* Available data
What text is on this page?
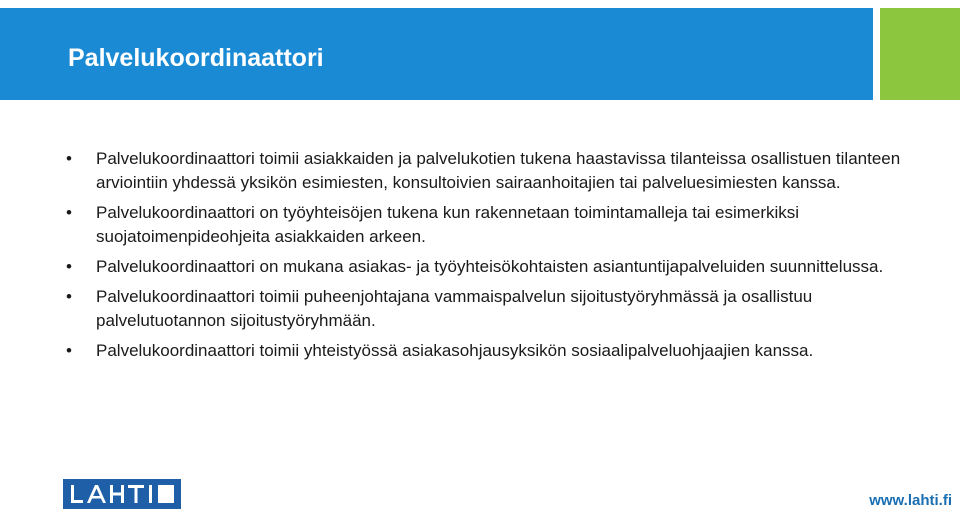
Palvelukoordinaattori
• Palvelukoordinaattori toimii asiakkaiden ja palvelukotien tukena haastavissa tilanteissa osallistuen tilanteen arviointiin yhdessä yksikön esimiesten, konsultoivien sairaanhoitajien tai palveluesimiesten kanssa.
• Palvelukoordinaattori on työyhteisöjen tukena kun rakennetaan toimintamalleja tai esimerkiksi suojatoimenpideohjeita asiakkaiden arkeen.
• Palvelukoordinaattori on mukana asiakas- ja työyhteisökohtaisten asiantuntijapalveluiden suunnittelussa.
• Palvelukoordinaattori toimii puheenjohtajana vammaispalvelun sijoitustyöryhmässä ja osallistuu palvelutuotannon sijoitustyöryhmään.
• Palvelukoordinaattori toimii yhteistyössä asiakasohjausyksikön sosiaalipalveluohjaajien kanssa.
www.lahti.fi
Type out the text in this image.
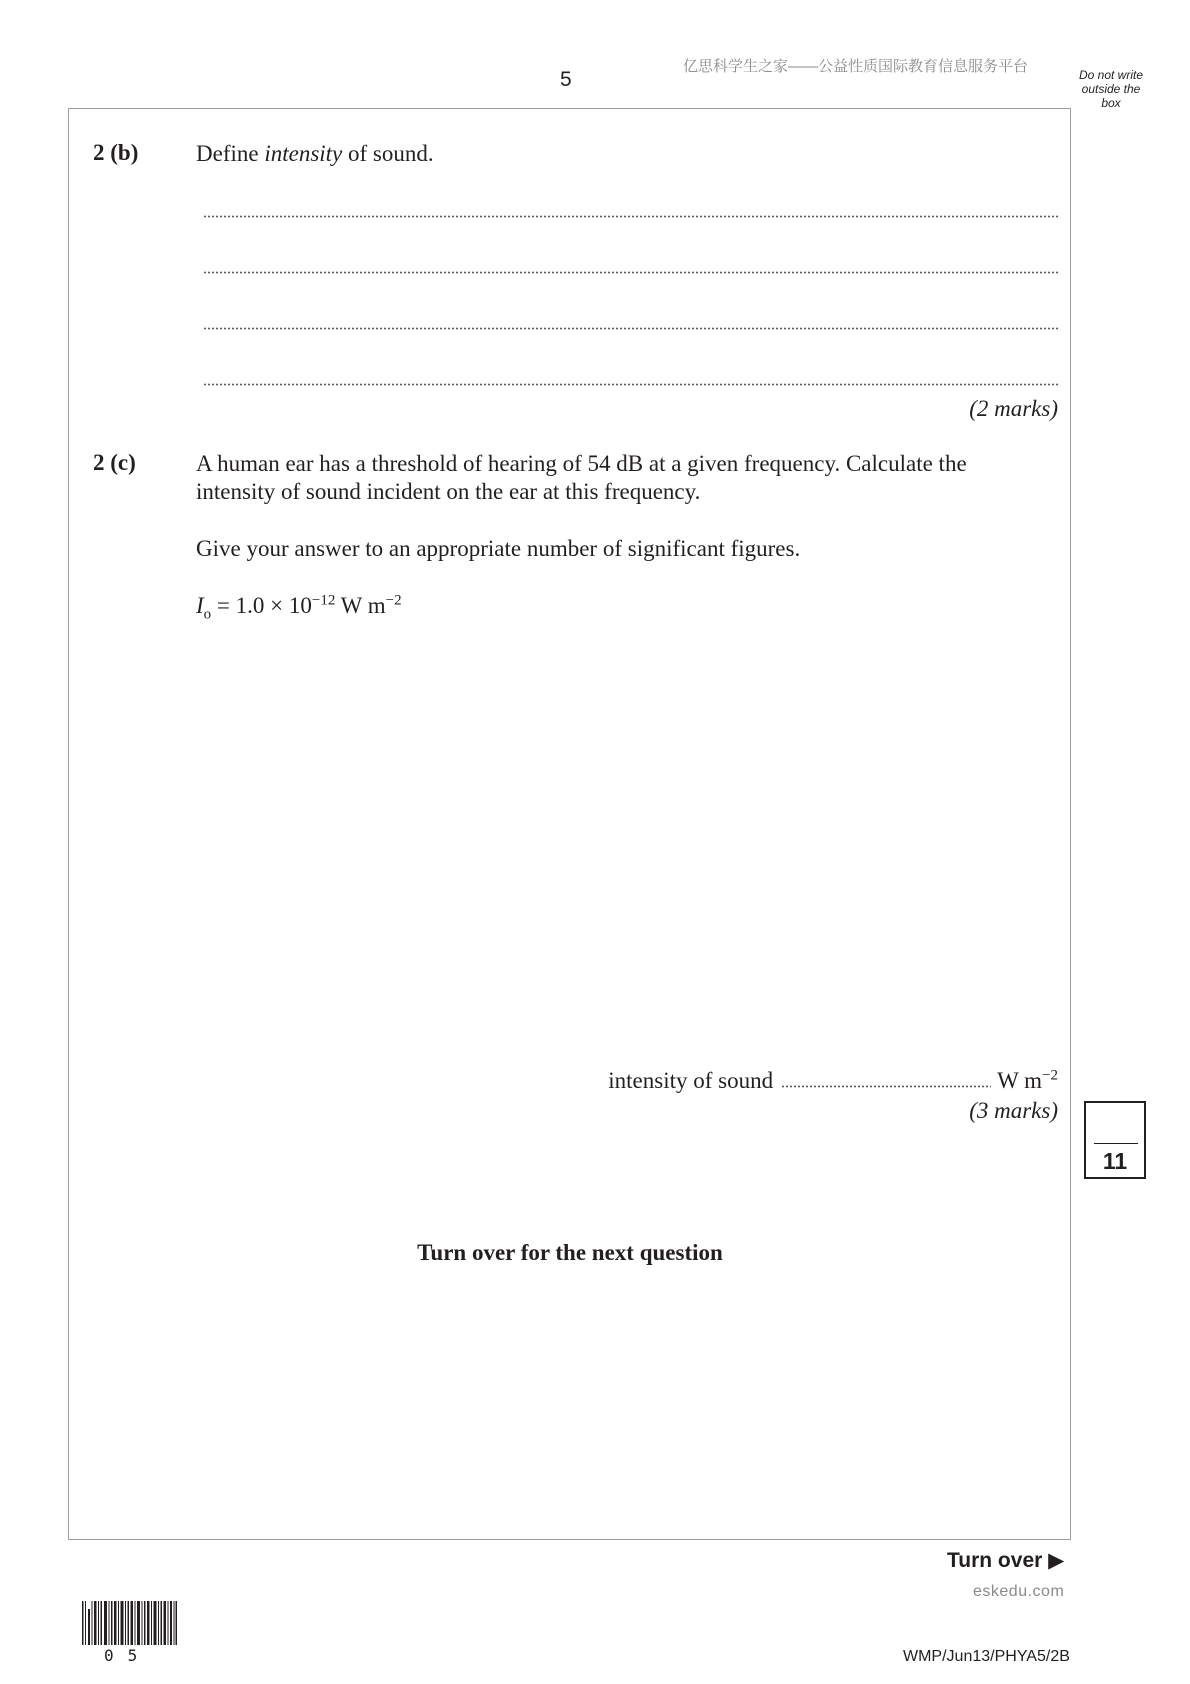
5
亿思科学生之家——公益性质国际教育信息服务平台	Do not write
outside the
box
2 (b)	Define intensity of sound.
(2 marks)
2 (c)	A human ear has a threshold of hearing of 54 dB at a given frequency. Calculate the
intensity of sound incident on the ear at this frequency.
Give your answer to an appropriate number of significant figures.
$I_o = 1.0 \times 10^{-12}$ W $m^{-2}$
intensity of sound	W $m^{-2}$
(3 marks)
11
Turn over for the next question
Turn over ▶
eskedu.com
05	WMP/Jun13/PHYA5/2B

* Your objective
Extract the run of lines beginning with the line that holds "Type out the text in this image." and ending at the last line of the data, inclusive. Exclude any pictures from the copy.

* Answer to this task
Type out the text in this image.
5
亿思科学生之家——公益性质国际教育信息服务平台	Do not write
outside the
box
2 (b)	Define intensity of sound.
(2 marks)
2 (c)	A human ear has a threshold of hearing of 54 dB at a given frequency. Calculate the
intensity of sound incident on the ear at this frequency.
Give your answer to an appropriate number of significant figures.
$I_o = 1.0 \times 10^{-12}$ W $m^{-2}$
intensity of sound	W $m^{-2}$
(3 marks)
11
Turn over for the next question
Turn over ▶
eskedu.com
05	WMP/Jun13/PHYA5/2B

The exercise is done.